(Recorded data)
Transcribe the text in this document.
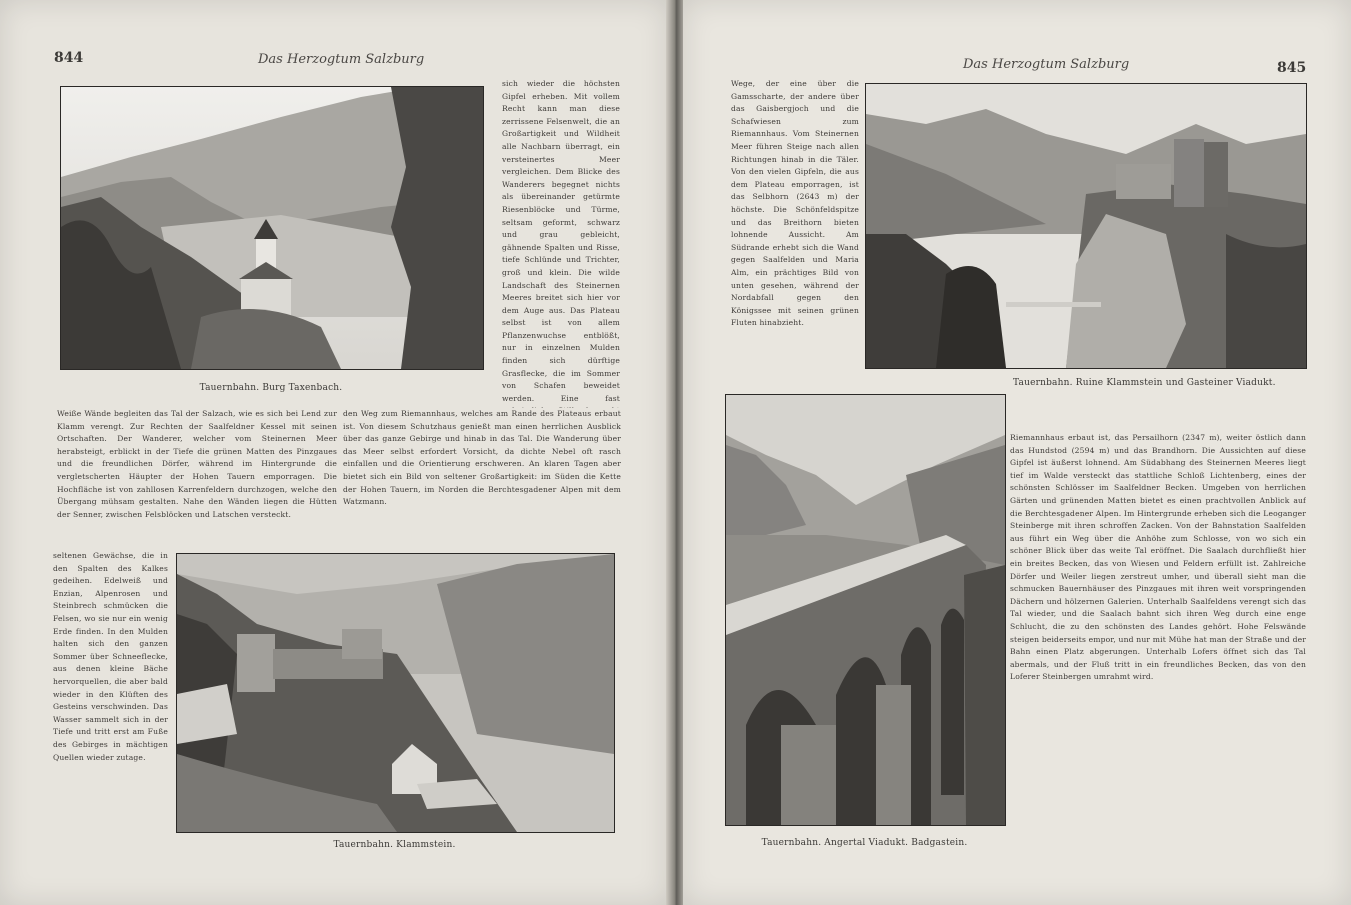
844	Das Herzogtum Salzburg
Tauernbahn. Burg Taxenbach.

sich wieder die höchsten Gipfel erheben. Mit vollem Recht kann man diese zerrissene Felsenwelt, die an Großartigkeit und Wildheit alle Nachbarn überragt, ein versteinertes Meer vergleichen. Dem Blicke des Wanderers begegnet nichts als übereinander getürmte Riesenblöcke und Türme, seltsam geformt, schwarz und grau gebleicht, gähnende Spalten und Risse, tiefe Schlünde und Trichter, groß und klein. Die wilde Landschaft des Steinernen Meeres breitet sich hier vor dem Auge aus. Das Plateau selbst ist von allem Pflanzenwuchse entblößt, nur in einzelnen Mulden finden sich dürftige Grasflecke, die im Sommer von Schafen beweidet werden. Eine fast

Weiße Wände begleiten das Tal der Salzach, wie es sich bei Lend zur Klamm verengt. Zur Rechten der Saalfeldner Kessel mit seinen Ortschaften. Der Wanderer, welcher vom Steinernen Meer herabsteigt, erblickt in der Tiefe die grünen Matten des Pinzgaues und die freundlichen Dörfer, während im Hintergrunde die vergletscherten Häupter der Hohen Tauern emporragen. Die Hochfläche ist von zahllosen Karrenfeldern durchzogen, welche den Übergang mühsam gestalten. Nahe den Wänden liegen die Hütten der Senner, zwischen Felsblöcken und Latschen versteckt.

den Weg zum Riemannhaus, welches am Rande des Plateaus erbaut ist. Von diesem Schutzhaus genießt man einen herrlichen Ausblick über das ganze Gebirge und hinab in das Tal. Die Wanderung über das Meer selbst erfordert Vorsicht, da dichte Nebel oft rasch einfallen und die Orientierung erschweren. An klaren Tagen aber bietet sich ein Bild von seltener Großartigkeit: im Süden die Kette der Hohen Tauern, im Norden die Berchtesgadener Alpen mit dem Watzmann.

seltenen Gewächse, die in den Spalten des Kalkes gedeihen. Edelweiß und Enzian, Alpenrosen und Steinbrech schmücken die Felsen, wo sie nur ein wenig Erde finden. In den Mulden halten sich den ganzen Sommer über Schneeflecke, aus denen kleine Bäche hervorquellen, die aber bald wieder in den Klüften des Gesteins verschwinden. Das Wasser sammelt sich in der Tiefe und tritt erst am Fuße des Gebirges in mächtigen Quellen wieder zutage.

Tauernbahn. Klammstein.
Das Herzogtum Salzburg	845

Wege, der eine über die Gamsscharte, der andere über das Gaisbergjoch und die Schafwiesen zum Riemannhaus. Vom Steinernen Meer führen Steige nach allen Richtungen hinab in die Täler. Von den vielen Gipfeln, die aus dem Plateau emporragen, ist das Selbhorn (2643 m) der höchste. Die Schönfeldspitze und das Breithorn bieten lohnende Aussicht. Am Südrande erhebt sich die Wand gegen Saalfelden und Maria Alm, ein prächtiges Bild von unten gesehen, während der Nordabfall gegen den Königssee mit seinen grünen Fluten hinabzieht.

Tauernbahn. Ruine Klammstein und Gasteiner Viadukt.
Tauernbahn. Angertal Viadukt. Badgastein.

Riemannhaus erbaut ist, das Persailhorn (2347 m), weiter östlich dann das Hundstod (2594 m) und das Brandhorn. Die Aussichten auf diese Gipfel ist äußerst lohnend. Am Südabhang des Steinernen Meeres liegt tief im Walde versteckt das stattliche Schloß Lichtenberg, eines der schönsten Schlösser im Saalfeldner Becken. Umgeben von herrlichen Gärten und grünenden Matten bietet es einen prachtvollen Anblick auf die Berchtesgadener Alpen. Im Hintergrunde erheben sich die Leoganger Steinberge mit ihren schroffen Zacken. Von der Bahnstation Saalfelden aus führt ein Weg über die Anhöhe zum Schlosse, von wo sich ein schöner Blick über das weite Tal eröffnet. Die Saalach durchfließt hier ein breites Becken, das von Wiesen und Feldern erfüllt ist. Zahlreiche Dörfer und Weiler liegen zerstreut umher, und überall sieht man die schmucken Bauernhäuser des Pinzgaues mit ihren weit vorspringenden Dächern und hölzernen Galerien. Unterhalb Saalfeldens verengt sich das Tal wieder, und die Saalach bahnt sich ihren Weg durch eine enge Schlucht, die zu den schönsten des Landes gehört. Hohe Felswände steigen beiderseits empor, und nur mit Mühe hat man der Straße und der Bahn einen Platz abgerungen. Unterhalb Lofers öffnet sich das Tal abermals, und der Fluß tritt in ein freundliches Becken, das von den Loferer Steinbergen umrahmt wird.
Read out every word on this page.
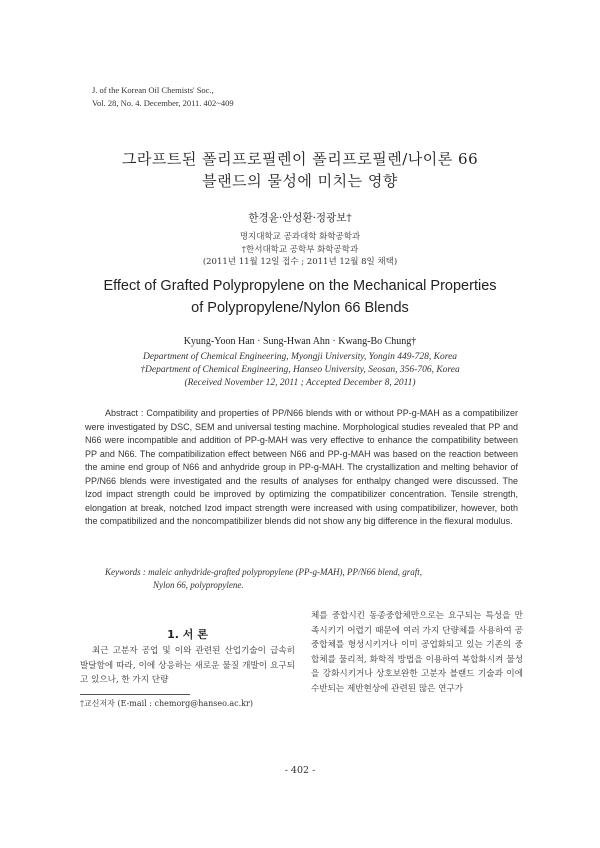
J. of the Korean Oil Chemists' Soc.,
Vol. 28, No. 4. December, 2011. 402~409
그라프트된 폴리프로필렌이 폴리프로필렌/나이론 66
블랜드의 물성에 미치는 영향
한경윤·안성환·정광보†
명지대학교 공과대학 화학공학과
†한서대학교 공학부 화학공학과
(2011년 11월 12일 접수 ; 2011년 12월 8일 채택)
Effect of Grafted Polypropylene on the Mechanical Properties
of Polypropylene/Nylon 66 Blends
Kyung-Yoon Han · Sung-Hwan Ahn · Kwang-Bo Chung†
Department of Chemical Engineering, Myongji University, Yongin 449-728, Korea
†Department of Chemical Engineering, Hanseo University, Seosan, 356-706, Korea
(Received November 12, 2011 ; Accepted December 8, 2011)
Abstract : Compatibility and properties of PP/N66 blends with or without PP-g-MAH as a compatibilizer were investigated by DSC, SEM and universal testing machine. Morphological studies revealed that PP and N66 were incompatible and addition of PP-g-MAH was very effective to enhance the compatibility between PP and N66. The compatibilization effect between N66 and PP-g-MAH was based on the reaction between the amine end group of N66 and anhydride group in PP-g-MAH. The crystallization and melting behavior of PP/N66 blends were investigated and the results of analyses for enthalpy changed were discussed. The Izod impact strength could be improved by optimizing the compatibilizer concentration. Tensile strength, elongation at break, notched Izod impact strength were increased with using compatibilizer, however, both the compatibilized and the noncompatibilizer blends did not show any big difference in the flexural modulus.
Keywords : maleic anhydride-grafted polypropylene (PP-g-MAH), PP/N66 blend, graft,
Nylon 66, polypropylene.
1. 서 론
최근 고분자 공업 및 이와 관련된 산업기술이 급속히 발달함에 따라, 이에 상응하는 새로운 물질 개발이 요구되고 있으나, 한 가지 단량
체를 중합시킨 동종중합체만으로는 요구되는 특성을 만족시키기 어렵기 때문에 여러 가지 단량체를 사용하여 공중합체를 형성시키거나 이미 공업화되고 있는 기존의 중합체를 물리적, 화학적 방법을 이용하여 복합화시켜 물성을 강화시키거나 상호보완한 고분자 블랜드 기술과 이에 수반되는 제반현상에 관련된 많은 연구가
†교신저자 (E-mail : chemorg@hanseo.ac.kr)
- 402 -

Aim. Where a line in the material above holds "hinab", copy that line.

Solution below.
den Weg zum Riemannhaus, welches am Rande des Plateaus erbaut ist. Von diesem Schutzhaus genießt man einen herrlichen Ausblick über das ganze Gebirge und hinab in das Tal. Die Wanderung über das Meer selbst erfordert Vorsicht, da dichte Nebel oft rasch einfallen und die Orientierung erschweren. An klaren Tagen aber bietet sich ein Bild von seltener Großartigkeit: im Süden die Kette der Hohen Tauern, im Norden die Berchtesgadener Alpen mit dem Watzmann.
Wege, der eine über die Gamsscharte, der andere über das Gaisbergjoch und die Schafwiesen zum Riemannhaus. Vom Steinernen Meer führen Steige nach allen Richtungen hinab in die Täler. Von den vielen Gipfeln, die aus dem Plateau emporragen, ist das Selbhorn (2643 m) der höchste. Die Schönfeldspitze und das Breithorn bieten lohnende Aussicht. Am Südrande erhebt sich die Wand gegen Saalfelden und Maria Alm, ein prächtiges Bild von unten gesehen, während der Nordabfall gegen den Königssee mit seinen grünen Fluten hinabzieht.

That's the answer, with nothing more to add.